**Extrait**
━━━━━━━━━━━━━━━━━━━━━━━━━━━━━━
Versification et histoire des idées linguistiques
Paris, 21-23 janvier 2026
Responsables scientifiques
Romain Benini (Sorbonne Université, IUF / STIH) & Pierre-Yves Testenoire (Sorbonne Université / HTL)
Argumentaire
Pensée métalinguistique et versification ont partie liée, probablement depuis les origines. Grammaire et métrique se sont, en effet, développées dans plusieurs traditions indépendantes – indienne, grecque, arabe – comme champs de savoirs connexes au service d’un même objectif : la transmission et l’exégèse de textes poétiques ou sacrés. La versification intervient dans la description grammaticale au-delà de ses relations externes avec la métrique et la prosodie, soit que les vers forment une partie au moins du corpus d’étude et d’exemples des grammaires, soit que la réflexion métalinguistique elle-même soit versifiée.
L’analyse et la théorie de la versification, nécessitant le recours à des catégories grammaticales, participent par là même de la pensée linguistique tout autant qu’elles peuvent jouer un rôle dans la pensée esthétique. Les liens qu’entretiennent versification et idées linguistiques sont frappants et relèvent de multiples facteurs dont la connaissance reste encore à approfondir. Parmi ces facteurs, il y a, d’une part le statut culturel des textes versifiés dont la valeur est généralement pensée comme supérieure aux autres productions discursives, ce qui apparaît évidemment dans l’association de la poésie au sacré, et qui entraîne à la fois une surreprésentation des textes versifiés dans le discours grammatical et des enjeux spécifiques liés à l’immutabilité du texte. D’autre part, il y a les propriétés mnémoniques de l’écriture versifiée, qui rendent possible la mémorisation de développements grammaticaux longs et complexes. C’est ainsi que dans de nombreuses langues, des traités grammaticaux anciens ont été composés en vers, souvent à des fins pédagogiques : par ex. en arabe (Carter 2020), latin (Law 1999, Colombat 1999), sanskrit (Filliozat 1983), syriaque (Farina 2016), tamoul (Chevillard 2018). Ces formes versifiées du discours grammatical, liées à des pratiques spécifiques de transmission des savoirs, ont des incidences sur la description des langues cibles : les contraintes du mètre peuvent, par exemple, opérer un effet de filtre sur la terminologie (Colombat 1997). Par ailleurs, des notions d’analyse ont été forgées à partir de la théorisation de l’écriture versifiée. Ainsi, en sanskrit, le « pied », qui désignait une division métrique, en vint à désigner un vers, puis une portion d’énoncé (Pinault 1989 : 327) ; en chinois, l’opposition entre mots « vides » et mots « pleins » est issue de la codification des parallélismes en poésie (Niederer 1993 : 3) ; en grec, les métriciens ont très tôt fait des observations sur la syllabe, les sons du langage et la quantité vocalique (Lallot 1985 : 39-40, Kleiner 2017).
━━━━━━━━━━━━━━━━━━━━━━━━━━━━━━
**Entrées brutes**
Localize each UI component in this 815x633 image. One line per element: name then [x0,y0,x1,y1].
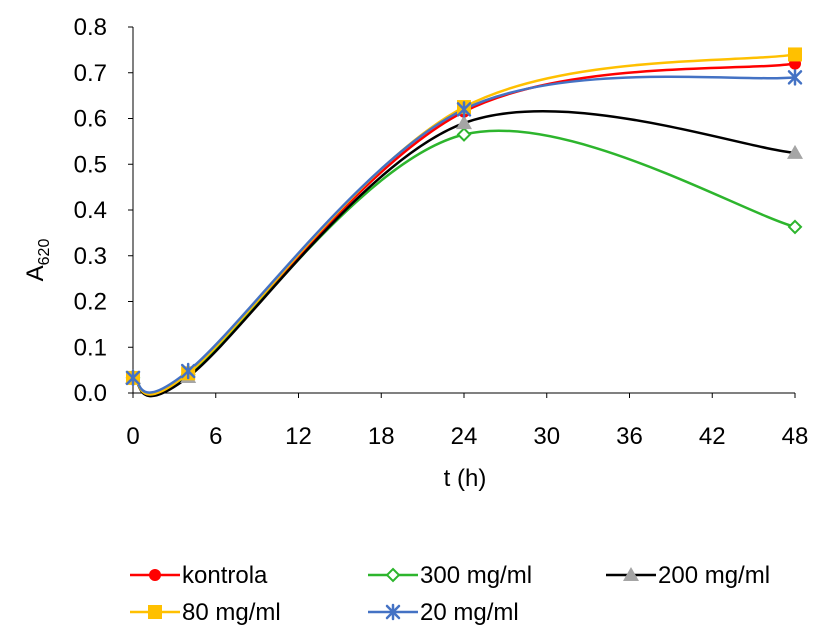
y-tick-label: 0.1 [74,334,107,361]
data-point-300-mg-ml [456,127,472,142]
legend-marker-kontrola [149,569,161,581]
y-tick-label: 0.4 [74,197,107,224]
data-point-300-mg-ml [787,219,803,235]
legend-item-kontrola: kontrola [130,562,268,589]
x-tick-label: 48 [782,423,809,450]
x-axis-label: t (h) [444,465,487,492]
legend-item-80-mg-ml: 80 mg/ml [130,599,281,626]
legend-marker-80-mg-ml [148,605,162,619]
y-axis-label: A620 [22,239,53,282]
y-tick-label: 0.5 [74,151,107,178]
data-point-20-mg-ml [180,362,196,380]
x-tick-label: 30 [533,423,560,450]
data-point-20-mg-ml [787,69,803,86]
y-tick-label: 0.8 [74,14,107,41]
legend-marker-20-mg-ml [385,603,401,621]
legend-item-200-mg-ml: 200 mg/ml [606,562,770,589]
legend-label: 80 mg/ml [182,599,281,626]
x-tick-label: 24 [451,423,478,450]
x-tick-label: 36 [616,423,643,450]
legend-item-300-mg-ml: 300 mg/ml [368,562,532,589]
y-axis-label-subscript: 620 [36,239,53,266]
x-tick-label: 42 [699,423,726,450]
legend: kontrola 300 mg/ml 200 mg/ml 80 mg/ml 20 mg/… [130,562,770,626]
x-tick-label: 6 [209,423,222,450]
series-markers [125,47,803,387]
data-point-80-mg-ml [788,47,802,62]
legend-marker-200-mg-ml [623,567,639,581]
data-point-200-mg-ml [787,144,803,159]
x-axis-tick-labels: 0 6 12 18 24 30 36 42 48 [126,393,808,450]
series-lines [132,53,796,398]
y-tick-label: 0.3 [74,243,107,270]
x-tick-label: 12 [285,423,312,450]
legend-label: 300 mg/ml [420,562,532,589]
data-point-20-mg-ml [456,101,472,118]
y-tick-label: 0.2 [74,289,107,316]
series-line-200-mg-ml [132,109,796,398]
y-tick-label: 0.6 [74,106,107,133]
data-point-200-mg-ml [456,115,472,130]
x-tick-label: 0 [126,423,139,450]
y-axis-tick-labels: 0.0 0.1 0.2 0.3 0.4 0.5 0.6 0.7 0.8 [74,14,133,407]
legend-marker-300-mg-ml [385,567,401,583]
y-axis-label-main: A [22,265,49,281]
series-line-300-mg-ml [132,129,796,395]
legend-label: kontrola [182,562,268,589]
y-tick-label: 0.0 [74,380,107,407]
legend-label: 20 mg/ml [420,599,519,626]
y-tick-label: 0.7 [74,60,107,87]
data-point-20-mg-ml [125,369,141,387]
legend-item-20-mg-ml: 20 mg/ml [368,599,519,626]
axes [132,27,795,394]
legend-label: 200 mg/ml [658,562,770,589]
x-tick-label: 18 [368,423,395,450]
series-line-20-mg-ml [132,75,796,394]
━━━━━━━━━━━━━━━━━━━━━━━━━━━━━━
**Série de consignes**
a) Relevez, dans l'extrait sur la versification et les idées linguistiques, les langues où des traités grammaticaux anciens ont été composés en vers.
b) Poursuivez l'argumentaire sur la versification et les idées linguistiques après sa dernière phrase.

**Réponses**
a) arabe, latin, sanskrit, syriaque, tamoul

b)
D’un autre côté, l’étude des systèmes de versification est en elle-même un champ d’investigation linguistique historicisable (voir p. ex. Lote 1949, Gasparov 1996, Choukr & Paoli 2010), et elle se trouve à l’origine ou au cœur de travaux fondateurs dans divers courants théoriques, à l’instar de la philologie romane (Diez, Paris), la grammaire comparée (Havet, Saussure, Meillet, Renou, Kuryłowicz), la phonétique expérimentale (Lote, Verrier, Spire), la poétique (Jakobson, Ruwet, Dominicy), la grammaire générative (Halle & Keyser, Kiparsky), la musication (Chen, Dell & Halle, Aroui). Les analyses de versification et de métrique ont eu des répercussions plus ou moins importantes dans de nombreux champs de la linguistique et à tous les niveaux de l’analyse linguistique, à commencer bien sûr par la phonologie. Au sein du paradigme génératif, la théorie dite « métrique » et certains niveaux de la structure prosodique empruntent directement à la terminologie métrique traditionnelle (Nespor & Vogel 1986, Hammond 1995). Le travail sur la versification des formalistes russes est une source importante de la phonologie structurale. La première formulation d’une « loi phonologique » dans l’œuvre de Jakobson (1979 [1923]) est ainsi issue d’une comparaison entre vers russes et tchèques (Patri 1998). À cet égard, on peut s’interroger sur le rôle de la comparaison des versifications dans l’histoire des idées linguistiques. L’hypothèse d’Usener autour d’un Urvers des mètres grecs (Campanile 1982), poursuivie par Wilamowitz et Meillet, a donné naissance au champ de la métrique comparée des langues indo-européennes. Si ce domaine s’est développé au xxe siècle comme un prolongement des méthodes de la grammaire comparée dans les domaines de la versification et de la phraséologie (Watkins 1995, West 2007), la prise en compte de la diversité des systèmes de versification et leur confrontation sont attestées à des époque antérieures, notamment à l’âge classique.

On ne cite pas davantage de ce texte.